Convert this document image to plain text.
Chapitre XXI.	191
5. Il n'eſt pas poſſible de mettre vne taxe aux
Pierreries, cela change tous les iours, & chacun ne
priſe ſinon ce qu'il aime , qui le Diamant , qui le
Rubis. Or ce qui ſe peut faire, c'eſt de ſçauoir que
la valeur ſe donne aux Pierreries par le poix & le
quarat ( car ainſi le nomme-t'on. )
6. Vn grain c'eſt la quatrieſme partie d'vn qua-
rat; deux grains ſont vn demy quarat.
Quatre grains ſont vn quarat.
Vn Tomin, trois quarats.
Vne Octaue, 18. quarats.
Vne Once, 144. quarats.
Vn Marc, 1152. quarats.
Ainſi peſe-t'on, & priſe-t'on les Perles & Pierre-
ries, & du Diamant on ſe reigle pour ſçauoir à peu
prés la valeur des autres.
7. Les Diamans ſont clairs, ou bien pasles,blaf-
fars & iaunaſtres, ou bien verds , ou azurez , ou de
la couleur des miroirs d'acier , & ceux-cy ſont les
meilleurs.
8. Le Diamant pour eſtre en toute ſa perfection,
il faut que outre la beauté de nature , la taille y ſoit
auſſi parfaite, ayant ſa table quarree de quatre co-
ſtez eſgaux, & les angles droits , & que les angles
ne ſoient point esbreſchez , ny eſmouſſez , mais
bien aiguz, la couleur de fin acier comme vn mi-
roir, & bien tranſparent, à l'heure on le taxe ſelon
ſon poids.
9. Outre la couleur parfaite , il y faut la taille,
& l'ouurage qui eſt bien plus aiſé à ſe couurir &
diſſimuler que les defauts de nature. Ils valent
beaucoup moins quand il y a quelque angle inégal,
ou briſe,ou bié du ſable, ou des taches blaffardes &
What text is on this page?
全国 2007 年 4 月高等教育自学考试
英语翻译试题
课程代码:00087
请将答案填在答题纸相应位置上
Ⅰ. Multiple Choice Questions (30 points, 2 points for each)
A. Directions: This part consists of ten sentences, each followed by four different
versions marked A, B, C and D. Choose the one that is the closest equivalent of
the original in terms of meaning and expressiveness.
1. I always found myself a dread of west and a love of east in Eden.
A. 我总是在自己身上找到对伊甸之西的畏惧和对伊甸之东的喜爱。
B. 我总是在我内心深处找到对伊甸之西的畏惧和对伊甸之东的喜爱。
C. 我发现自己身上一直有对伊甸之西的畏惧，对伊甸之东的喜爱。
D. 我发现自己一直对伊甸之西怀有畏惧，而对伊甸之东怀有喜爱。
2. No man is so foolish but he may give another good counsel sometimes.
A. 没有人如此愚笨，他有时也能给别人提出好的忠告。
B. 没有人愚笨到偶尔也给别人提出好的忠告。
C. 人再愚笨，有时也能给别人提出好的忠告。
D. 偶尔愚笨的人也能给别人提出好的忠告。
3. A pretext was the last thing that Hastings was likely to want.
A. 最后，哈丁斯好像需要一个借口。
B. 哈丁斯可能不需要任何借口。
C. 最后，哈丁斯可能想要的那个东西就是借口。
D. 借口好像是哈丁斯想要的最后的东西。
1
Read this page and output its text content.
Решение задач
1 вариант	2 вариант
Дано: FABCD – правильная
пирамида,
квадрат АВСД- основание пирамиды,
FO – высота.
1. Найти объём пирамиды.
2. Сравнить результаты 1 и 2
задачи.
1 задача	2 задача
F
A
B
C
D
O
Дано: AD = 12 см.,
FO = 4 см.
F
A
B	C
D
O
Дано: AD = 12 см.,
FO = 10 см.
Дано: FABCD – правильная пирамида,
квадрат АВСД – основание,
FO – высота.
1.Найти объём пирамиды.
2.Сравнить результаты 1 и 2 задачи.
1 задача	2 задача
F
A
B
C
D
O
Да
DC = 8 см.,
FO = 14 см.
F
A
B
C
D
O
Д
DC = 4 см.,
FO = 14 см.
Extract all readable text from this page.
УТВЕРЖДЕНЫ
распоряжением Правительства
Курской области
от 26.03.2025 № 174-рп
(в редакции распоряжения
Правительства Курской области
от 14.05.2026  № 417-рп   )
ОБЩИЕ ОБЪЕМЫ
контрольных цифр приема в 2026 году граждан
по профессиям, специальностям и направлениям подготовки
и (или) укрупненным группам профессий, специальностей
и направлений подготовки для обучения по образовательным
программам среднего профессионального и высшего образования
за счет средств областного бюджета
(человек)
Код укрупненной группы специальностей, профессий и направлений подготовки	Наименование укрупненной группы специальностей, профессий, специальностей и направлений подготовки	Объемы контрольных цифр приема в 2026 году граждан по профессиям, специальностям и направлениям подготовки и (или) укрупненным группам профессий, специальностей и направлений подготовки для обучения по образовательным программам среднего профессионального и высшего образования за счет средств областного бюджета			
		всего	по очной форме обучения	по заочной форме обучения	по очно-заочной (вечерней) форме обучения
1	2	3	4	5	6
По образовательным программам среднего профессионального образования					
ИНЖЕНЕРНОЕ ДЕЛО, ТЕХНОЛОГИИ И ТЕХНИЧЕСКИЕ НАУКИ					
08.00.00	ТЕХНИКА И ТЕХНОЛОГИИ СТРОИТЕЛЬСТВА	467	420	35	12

» **Objective**: Take the lines above from the one holding "Extract all readable text from this page." to the last and output them exactly.

» **Response**:
Extract all readable text from this page.
УТВЕРЖДЕНЫ
распоряжением Правительства
Курской области
от 26.03.2025 № 174-рп
(в редакции распоряжения
Правительства Курской области
от 14.05.2026  № 417-рп   )
ОБЩИЕ ОБЪЕМЫ
контрольных цифр приема в 2026 году граждан
по профессиям, специальностям и направлениям подготовки
и (или) укрупненным группам профессий, специальностей
и направлений подготовки для обучения по образовательным
программам среднего профессионального и высшего образования
за счет средств областного бюджета
(человек)
Код укрупненной группы специальностей, профессий и направлений подготовки	Наименование укрупненной группы специальностей, профессий, специальностей и направлений подготовки	Объемы контрольных цифр приема в 2026 году граждан по профессиям, специальностям и направлениям подготовки и (или) укрупненным группам профессий, специальностей и направлений подготовки для обучения по образовательным программам среднего профессионального и высшего образования за счет средств областного бюджета			
		всего	по очной форме обучения	по заочной форме обучения	по очно-заочной (вечерней) форме обучения
1	2	3	4	5	6
По образовательным программам среднего профессионального образования					
ИНЖЕНЕРНОЕ ДЕЛО, ТЕХНОЛОГИИ И ТЕХНИЧЕСКИЕ НАУКИ					
08.00.00	ТЕХНИКА И ТЕХНОЛОГИИ СТРОИТЕЛЬСТВА	467	420	35	12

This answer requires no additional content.